◆ OBJECTIVE
Please report every line from the material that contains the word "Ctrl".

◆ LISTED RECORDS
_ _ _ _
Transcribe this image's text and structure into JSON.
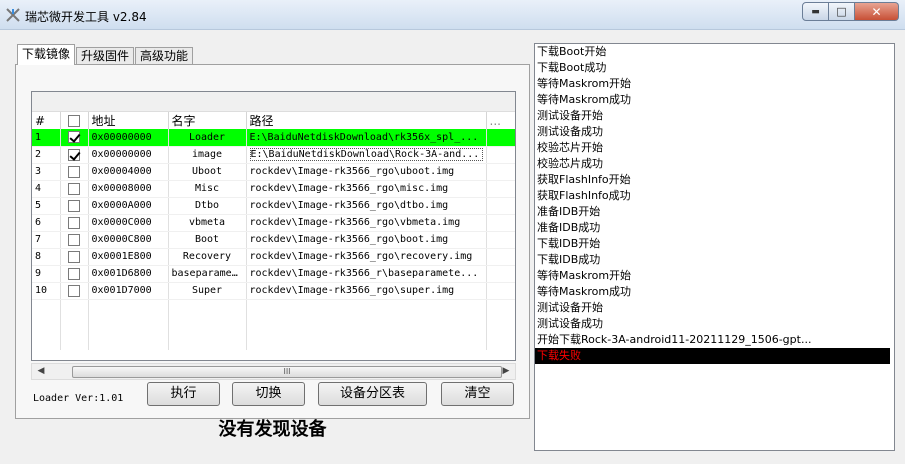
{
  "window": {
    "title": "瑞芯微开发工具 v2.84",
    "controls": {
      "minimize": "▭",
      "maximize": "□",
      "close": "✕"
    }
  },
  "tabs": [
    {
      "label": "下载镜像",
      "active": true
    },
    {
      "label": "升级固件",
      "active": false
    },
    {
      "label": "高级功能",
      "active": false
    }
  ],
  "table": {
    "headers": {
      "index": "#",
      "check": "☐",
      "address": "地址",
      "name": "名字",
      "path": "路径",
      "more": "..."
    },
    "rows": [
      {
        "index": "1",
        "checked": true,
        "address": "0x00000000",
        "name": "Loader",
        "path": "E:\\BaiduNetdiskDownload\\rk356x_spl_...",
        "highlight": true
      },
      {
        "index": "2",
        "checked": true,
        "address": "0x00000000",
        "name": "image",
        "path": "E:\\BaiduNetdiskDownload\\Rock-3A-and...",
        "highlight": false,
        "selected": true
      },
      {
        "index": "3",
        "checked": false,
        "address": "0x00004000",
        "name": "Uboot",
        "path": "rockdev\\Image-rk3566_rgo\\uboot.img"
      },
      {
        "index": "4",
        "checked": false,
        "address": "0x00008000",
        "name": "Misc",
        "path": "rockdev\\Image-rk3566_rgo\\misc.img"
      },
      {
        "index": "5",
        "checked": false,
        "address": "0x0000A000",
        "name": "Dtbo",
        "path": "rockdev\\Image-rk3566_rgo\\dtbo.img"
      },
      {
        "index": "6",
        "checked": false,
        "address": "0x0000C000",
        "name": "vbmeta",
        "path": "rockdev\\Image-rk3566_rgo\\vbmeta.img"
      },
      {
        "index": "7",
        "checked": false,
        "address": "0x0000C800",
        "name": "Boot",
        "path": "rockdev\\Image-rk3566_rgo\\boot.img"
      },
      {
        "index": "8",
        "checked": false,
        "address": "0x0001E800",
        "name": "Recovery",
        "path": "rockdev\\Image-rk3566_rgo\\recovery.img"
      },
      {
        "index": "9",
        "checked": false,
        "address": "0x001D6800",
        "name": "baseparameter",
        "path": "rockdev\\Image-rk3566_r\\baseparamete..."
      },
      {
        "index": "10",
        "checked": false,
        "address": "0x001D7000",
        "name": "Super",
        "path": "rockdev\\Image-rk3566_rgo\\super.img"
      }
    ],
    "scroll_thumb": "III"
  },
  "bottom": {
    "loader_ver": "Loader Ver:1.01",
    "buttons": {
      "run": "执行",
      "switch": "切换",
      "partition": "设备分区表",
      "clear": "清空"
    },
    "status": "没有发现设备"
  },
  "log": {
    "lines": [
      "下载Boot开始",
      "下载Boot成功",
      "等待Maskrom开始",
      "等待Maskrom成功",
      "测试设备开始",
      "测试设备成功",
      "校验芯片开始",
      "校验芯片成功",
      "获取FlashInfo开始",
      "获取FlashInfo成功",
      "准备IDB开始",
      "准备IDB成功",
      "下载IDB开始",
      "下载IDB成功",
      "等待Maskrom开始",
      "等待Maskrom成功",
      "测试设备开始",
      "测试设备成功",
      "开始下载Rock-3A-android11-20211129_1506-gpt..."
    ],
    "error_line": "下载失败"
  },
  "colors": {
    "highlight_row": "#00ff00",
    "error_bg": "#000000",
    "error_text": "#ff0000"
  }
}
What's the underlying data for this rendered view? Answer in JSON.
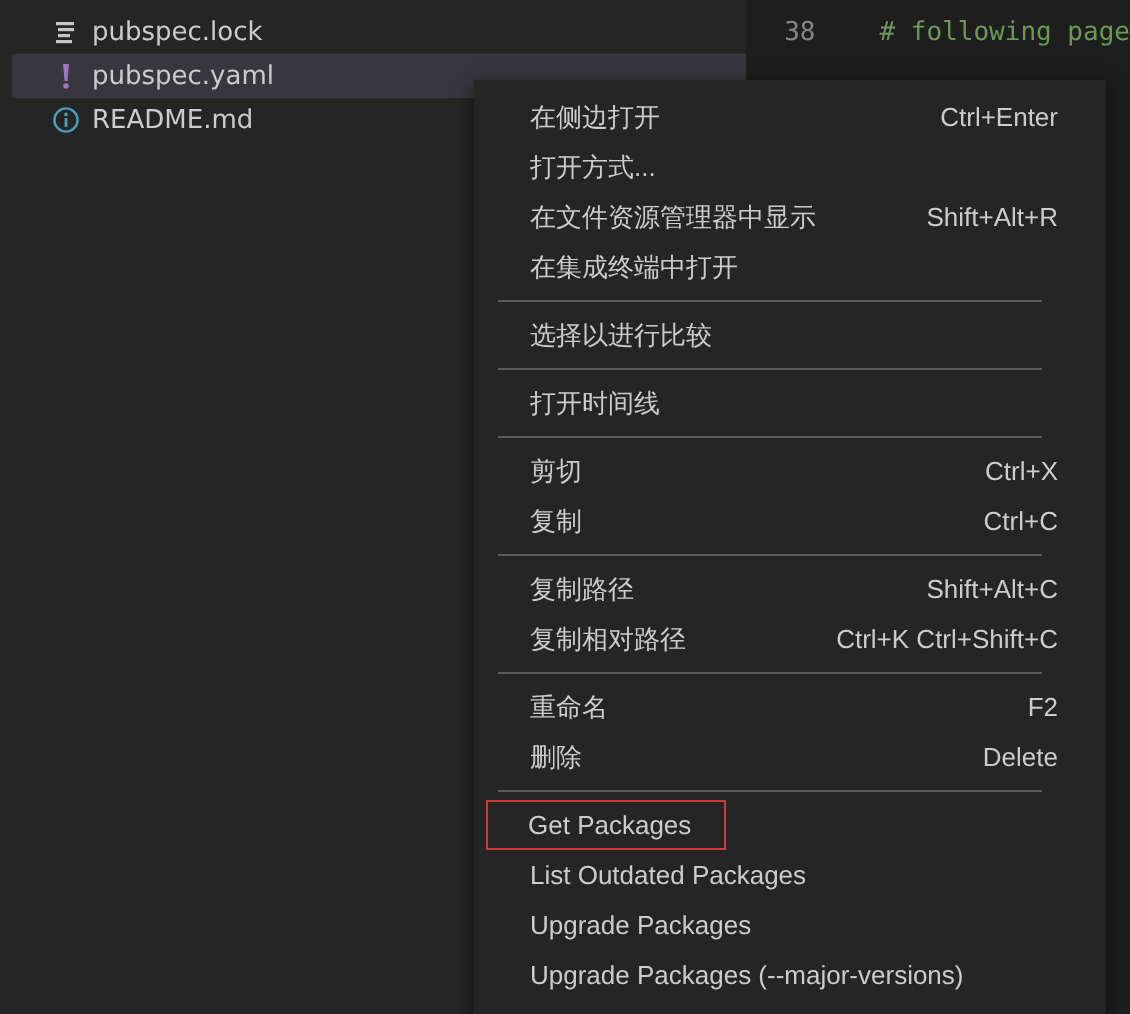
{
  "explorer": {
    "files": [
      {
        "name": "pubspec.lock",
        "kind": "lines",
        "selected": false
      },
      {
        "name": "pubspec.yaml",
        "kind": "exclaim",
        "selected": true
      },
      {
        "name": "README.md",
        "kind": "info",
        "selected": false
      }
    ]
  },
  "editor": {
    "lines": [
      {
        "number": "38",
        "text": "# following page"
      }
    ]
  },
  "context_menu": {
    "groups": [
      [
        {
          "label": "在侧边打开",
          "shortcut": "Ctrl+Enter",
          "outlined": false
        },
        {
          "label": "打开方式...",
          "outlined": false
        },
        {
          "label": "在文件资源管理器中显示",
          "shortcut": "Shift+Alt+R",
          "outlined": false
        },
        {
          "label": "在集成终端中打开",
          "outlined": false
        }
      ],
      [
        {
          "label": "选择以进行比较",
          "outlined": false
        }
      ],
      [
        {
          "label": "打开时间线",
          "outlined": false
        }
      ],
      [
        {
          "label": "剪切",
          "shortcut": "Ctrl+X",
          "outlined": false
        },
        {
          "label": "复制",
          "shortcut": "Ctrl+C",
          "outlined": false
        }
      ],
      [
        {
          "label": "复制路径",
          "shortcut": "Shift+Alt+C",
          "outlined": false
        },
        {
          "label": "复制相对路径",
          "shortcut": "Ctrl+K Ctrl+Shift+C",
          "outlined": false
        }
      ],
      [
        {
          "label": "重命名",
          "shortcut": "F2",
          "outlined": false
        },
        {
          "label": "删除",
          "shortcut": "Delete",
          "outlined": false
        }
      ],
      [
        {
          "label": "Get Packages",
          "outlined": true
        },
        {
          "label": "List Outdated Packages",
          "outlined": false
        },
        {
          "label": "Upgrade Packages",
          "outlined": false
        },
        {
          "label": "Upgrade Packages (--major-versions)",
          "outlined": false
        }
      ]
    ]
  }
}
_ _ _ _
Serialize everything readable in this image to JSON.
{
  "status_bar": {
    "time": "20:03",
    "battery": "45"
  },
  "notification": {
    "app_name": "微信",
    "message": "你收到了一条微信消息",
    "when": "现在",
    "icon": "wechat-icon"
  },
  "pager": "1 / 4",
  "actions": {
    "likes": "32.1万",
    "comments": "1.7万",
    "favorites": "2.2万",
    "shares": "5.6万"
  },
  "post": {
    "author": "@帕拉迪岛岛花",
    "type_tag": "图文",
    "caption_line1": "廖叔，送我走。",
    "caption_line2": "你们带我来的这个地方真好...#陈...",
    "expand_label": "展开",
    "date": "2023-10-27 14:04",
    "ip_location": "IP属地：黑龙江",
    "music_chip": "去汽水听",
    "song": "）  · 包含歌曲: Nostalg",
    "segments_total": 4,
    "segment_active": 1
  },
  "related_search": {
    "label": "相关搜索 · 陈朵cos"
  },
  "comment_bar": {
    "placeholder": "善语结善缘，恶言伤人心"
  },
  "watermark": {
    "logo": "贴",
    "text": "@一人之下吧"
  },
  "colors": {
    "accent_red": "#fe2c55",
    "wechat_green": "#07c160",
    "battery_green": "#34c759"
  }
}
_ _ _ _
◆ WRITTEN REPLY
          "shortcut": "Ctrl+Enter",
          "shortcut": "Ctrl+X",
          "shortcut": "Ctrl+C",
          "shortcut": "Ctrl+K Ctrl+Shift+C",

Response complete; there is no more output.